- THE TASK
Reproduce every record exactly as it appears, but not the pictures.

- GIVEN INFORMATION
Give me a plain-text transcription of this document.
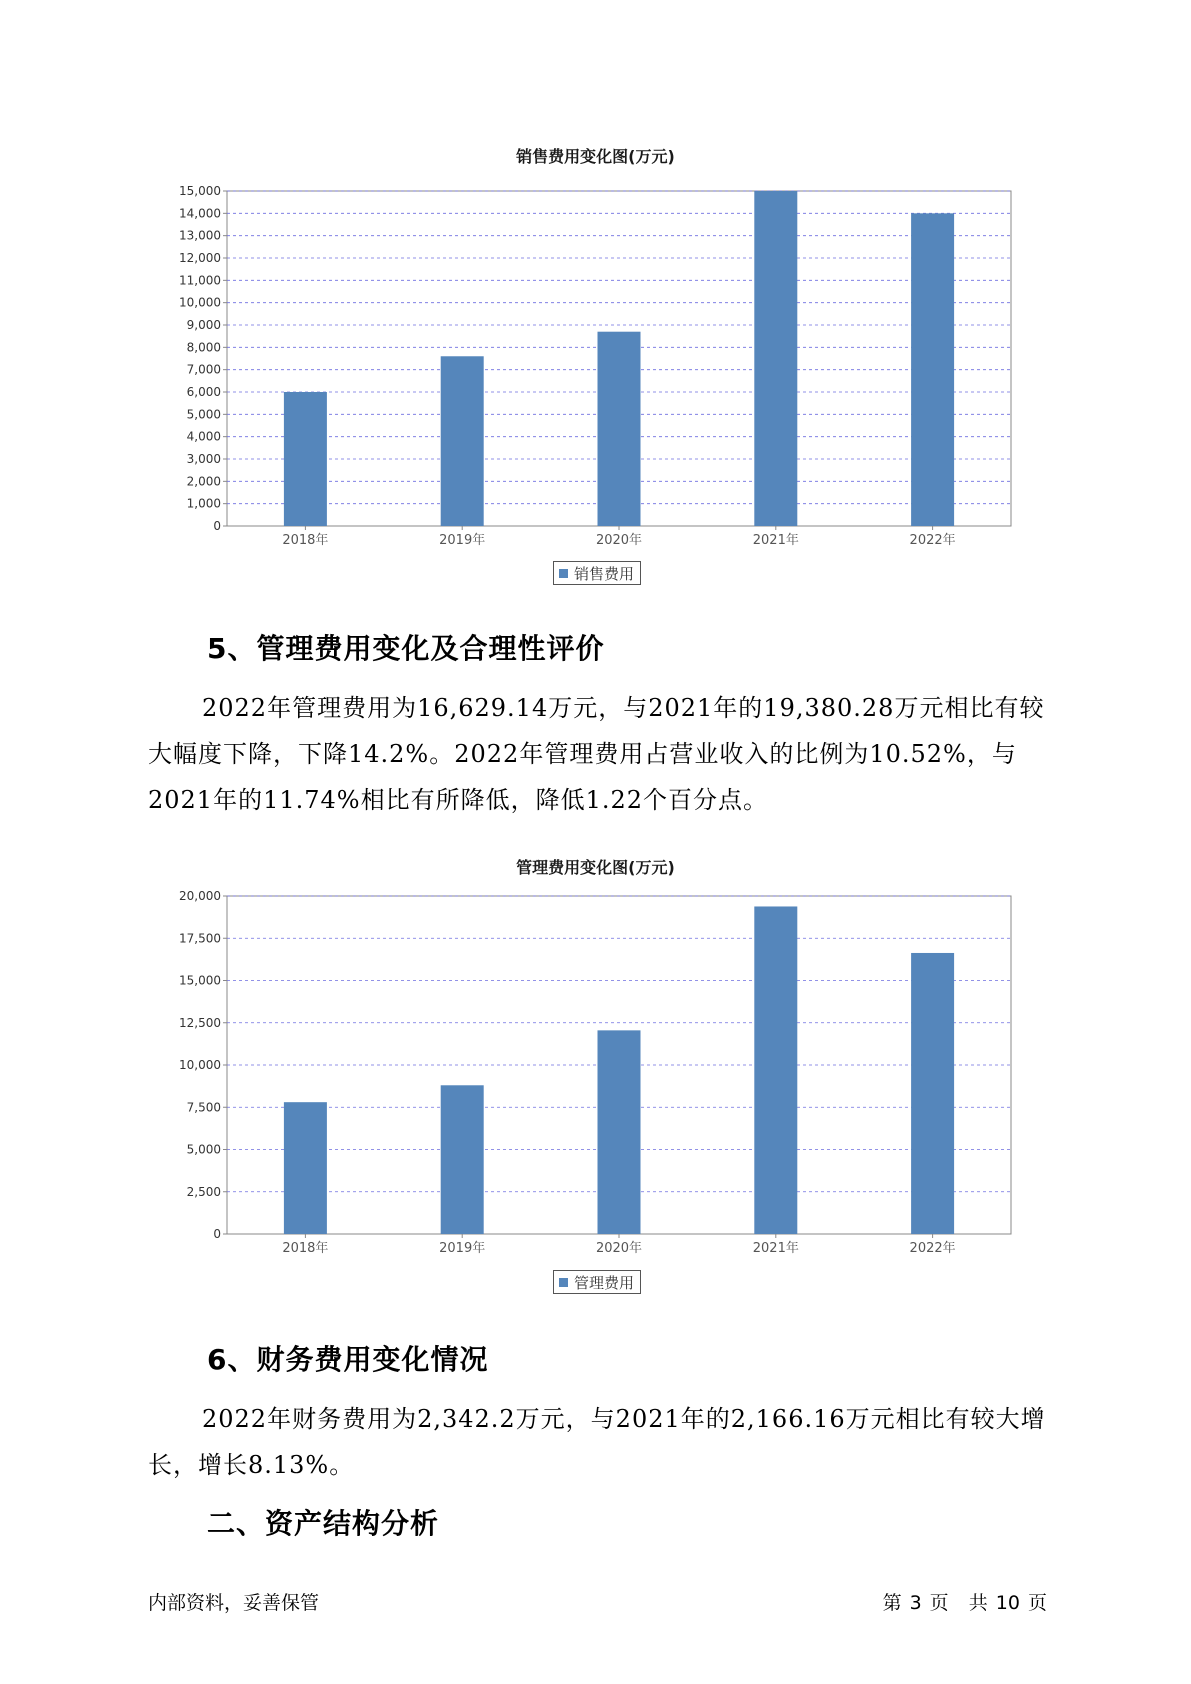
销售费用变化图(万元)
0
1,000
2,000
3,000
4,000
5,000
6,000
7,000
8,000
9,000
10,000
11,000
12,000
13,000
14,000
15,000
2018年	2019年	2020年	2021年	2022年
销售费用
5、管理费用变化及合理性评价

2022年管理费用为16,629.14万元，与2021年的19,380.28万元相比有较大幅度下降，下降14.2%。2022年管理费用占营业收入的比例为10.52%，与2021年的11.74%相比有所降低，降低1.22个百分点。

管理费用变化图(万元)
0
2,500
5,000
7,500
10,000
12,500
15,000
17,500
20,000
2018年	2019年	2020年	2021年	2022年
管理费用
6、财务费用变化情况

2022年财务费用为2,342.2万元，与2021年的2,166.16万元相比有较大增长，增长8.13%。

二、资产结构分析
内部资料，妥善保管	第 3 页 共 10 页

- RESPONSE TO THE TASK
Give me a plain-text transcription of this document.
销售费用变化图(万元)
0
1,000
2,000
3,000
4,000
5,000
6,000
7,000
8,000
9,000
10,000
11,000
12,000
13,000
14,000
15,000
2018年	2019年	2020年	2021年	2022年
销售费用
5、管理费用变化及合理性评价

2022年管理费用为16,629.14万元，与2021年的19,380.28万元相比有较大幅度下降，下降14.2%。2022年管理费用占营业收入的比例为10.52%，与2021年的11.74%相比有所降低，降低1.22个百分点。

管理费用变化图(万元)
0
2,500
5,000
7,500
10,000
12,500
15,000
17,500
20,000
2018年	2019年	2020年	2021年	2022年
管理费用
6、财务费用变化情况

2022年财务费用为2,342.2万元，与2021年的2,166.16万元相比有较大增长，增长8.13%。

二、资产结构分析
内部资料，妥善保管	第 3 页 共 10 页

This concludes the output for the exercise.